■ **Your goal**: Print the data exactly as it is given, please.

------------------------

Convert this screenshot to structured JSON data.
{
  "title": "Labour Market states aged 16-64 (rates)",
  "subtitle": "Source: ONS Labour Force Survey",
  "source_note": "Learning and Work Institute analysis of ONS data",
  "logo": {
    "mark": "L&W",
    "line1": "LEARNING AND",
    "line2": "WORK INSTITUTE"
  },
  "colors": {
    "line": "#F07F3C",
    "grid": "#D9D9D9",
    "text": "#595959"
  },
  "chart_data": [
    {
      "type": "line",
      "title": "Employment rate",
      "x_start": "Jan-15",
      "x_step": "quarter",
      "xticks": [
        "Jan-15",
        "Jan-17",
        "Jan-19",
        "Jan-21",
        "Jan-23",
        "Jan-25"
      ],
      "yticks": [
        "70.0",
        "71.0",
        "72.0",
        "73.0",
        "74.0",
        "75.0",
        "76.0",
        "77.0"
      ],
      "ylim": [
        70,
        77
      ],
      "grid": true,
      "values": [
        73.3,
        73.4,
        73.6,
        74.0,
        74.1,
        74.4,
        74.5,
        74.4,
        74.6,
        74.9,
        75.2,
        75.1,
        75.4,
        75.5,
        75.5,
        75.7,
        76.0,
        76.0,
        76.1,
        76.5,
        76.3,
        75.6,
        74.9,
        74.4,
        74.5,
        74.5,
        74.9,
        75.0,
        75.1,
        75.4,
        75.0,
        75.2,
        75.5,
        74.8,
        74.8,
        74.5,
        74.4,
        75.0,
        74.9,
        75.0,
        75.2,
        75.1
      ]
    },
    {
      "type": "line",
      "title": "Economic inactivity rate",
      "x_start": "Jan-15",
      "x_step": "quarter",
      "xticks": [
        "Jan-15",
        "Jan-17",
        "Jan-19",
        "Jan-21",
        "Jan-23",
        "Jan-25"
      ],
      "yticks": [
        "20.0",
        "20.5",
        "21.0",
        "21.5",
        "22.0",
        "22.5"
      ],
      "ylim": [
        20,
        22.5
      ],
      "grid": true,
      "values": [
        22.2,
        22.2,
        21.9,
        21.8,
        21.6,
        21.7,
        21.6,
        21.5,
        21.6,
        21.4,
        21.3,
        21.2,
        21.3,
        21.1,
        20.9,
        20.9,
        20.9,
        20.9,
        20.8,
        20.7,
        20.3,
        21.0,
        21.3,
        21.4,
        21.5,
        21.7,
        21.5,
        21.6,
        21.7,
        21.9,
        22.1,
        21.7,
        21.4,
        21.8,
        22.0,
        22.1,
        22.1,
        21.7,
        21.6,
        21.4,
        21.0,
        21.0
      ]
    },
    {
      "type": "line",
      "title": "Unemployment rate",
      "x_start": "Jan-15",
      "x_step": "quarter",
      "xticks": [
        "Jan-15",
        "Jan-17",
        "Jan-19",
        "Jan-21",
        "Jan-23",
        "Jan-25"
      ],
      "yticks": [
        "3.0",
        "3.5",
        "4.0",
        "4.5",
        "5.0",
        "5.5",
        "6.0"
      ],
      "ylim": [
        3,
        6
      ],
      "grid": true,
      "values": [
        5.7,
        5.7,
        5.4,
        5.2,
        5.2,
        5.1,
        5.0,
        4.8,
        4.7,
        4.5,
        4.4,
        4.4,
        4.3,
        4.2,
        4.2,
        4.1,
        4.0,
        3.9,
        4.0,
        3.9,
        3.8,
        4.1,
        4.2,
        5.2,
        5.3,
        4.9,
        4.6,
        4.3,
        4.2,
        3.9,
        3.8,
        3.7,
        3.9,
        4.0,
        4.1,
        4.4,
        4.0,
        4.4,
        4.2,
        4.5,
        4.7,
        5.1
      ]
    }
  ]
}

------------------------

■ **Output of the task**:
Convert this screenshot to structured JSON data.
{
  "title": "Labour Market states aged 16-64 (rates)",
  "subtitle": "Source: ONS Labour Force Survey",
  "source_note": "Learning and Work Institute analysis of ONS data",
  "logo": {
    "mark": "L&W",
    "line1": "LEARNING AND",
    "line2": "WORK INSTITUTE"
  },
  "colors": {
    "line": "#F07F3C",
    "grid": "#D9D9D9",
    "text": "#595959"
  },
  "chart_data": [
    {
      "type": "line",
      "title": "Employment rate",
      "x_start": "Jan-15",
      "x_step": "quarter",
      "xticks": [
        "Jan-15",
        "Jan-17",
        "Jan-19",
        "Jan-21",
        "Jan-23",
        "Jan-25"
      ],
      "yticks": [
        "70.0",
        "71.0",
        "72.0",
        "73.0",
        "74.0",
        "75.0",
        "76.0",
        "77.0"
      ],
      "ylim": [
        70,
        77
      ],
      "grid": true,
      "values": [
        73.3,
        73.4,
        73.6,
        74.0,
        74.1,
        74.4,
        74.5,
        74.4,
        74.6,
        74.9,
        75.2,
        75.1,
        75.4,
        75.5,
        75.5,
        75.7,
        76.0,
        76.0,
        76.1,
        76.5,
        76.3,
        75.6,
        74.9,
        74.4,
        74.5,
        74.5,
        74.9,
        75.0,
        75.1,
        75.4,
        75.0,
        75.2,
        75.5,
        74.8,
        74.8,
        74.5,
        74.4,
        75.0,
        74.9,
        75.0,
        75.2,
        75.1
      ]
    },
    {
      "type": "line",
      "title": "Economic inactivity rate",
      "x_start": "Jan-15",
      "x_step": "quarter",
      "xticks": [
        "Jan-15",
        "Jan-17",
        "Jan-19",
        "Jan-21",
        "Jan-23",
        "Jan-25"
      ],
      "yticks": [
        "20.0",
        "20.5",
        "21.0",
        "21.5",
        "22.0",
        "22.5"
      ],
      "ylim": [
        20,
        22.5
      ],
      "grid": true,
      "values": [
        22.2,
        22.2,
        21.9,
        21.8,
        21.6,
        21.7,
        21.6,
        21.5,
        21.6,
        21.4,
        21.3,
        21.2,
        21.3,
        21.1,
        20.9,
        20.9,
        20.9,
        20.9,
        20.8,
        20.7,
        20.3,
        21.0,
        21.3,
        21.4,
        21.5,
        21.7,
        21.5,
        21.6,
        21.7,
        21.9,
        22.1,
        21.7,
        21.4,
        21.8,
        22.0,
        22.1,
        22.1,
        21.7,
        21.6,
        21.4,
        21.0,
        21.0
      ]
    },
    {
      "type": "line",
      "title": "Unemployment rate",
      "x_start": "Jan-15",
      "x_step": "quarter",
      "xticks": [
        "Jan-15",
        "Jan-17",
        "Jan-19",
        "Jan-21",
        "Jan-23",
        "Jan-25"
      ],
      "yticks": [
        "3.0",
        "3.5",
        "4.0",
        "4.5",
        "5.0",
        "5.5",
        "6.0"
      ],
      "ylim": [
        3,
        6
      ],
      "grid": true,
      "values": [
        5.7,
        5.7,
        5.4,
        5.2,
        5.2,
        5.1,
        5.0,
        4.8,
        4.7,
        4.5,
        4.4,
        4.4,
        4.3,
        4.2,
        4.2,
        4.1,
        4.0,
        3.9,
        4.0,
        3.9,
        3.8,
        4.1,
        4.2,
        5.2,
        5.3,
        4.9,
        4.6,
        4.3,
        4.2,
        3.9,
        3.8,
        3.7,
        3.9,
        4.0,
        4.1,
        4.4,
        4.0,
        4.4,
        4.2,
        4.5,
        4.7,
        5.1
      ]
    }
  ]
}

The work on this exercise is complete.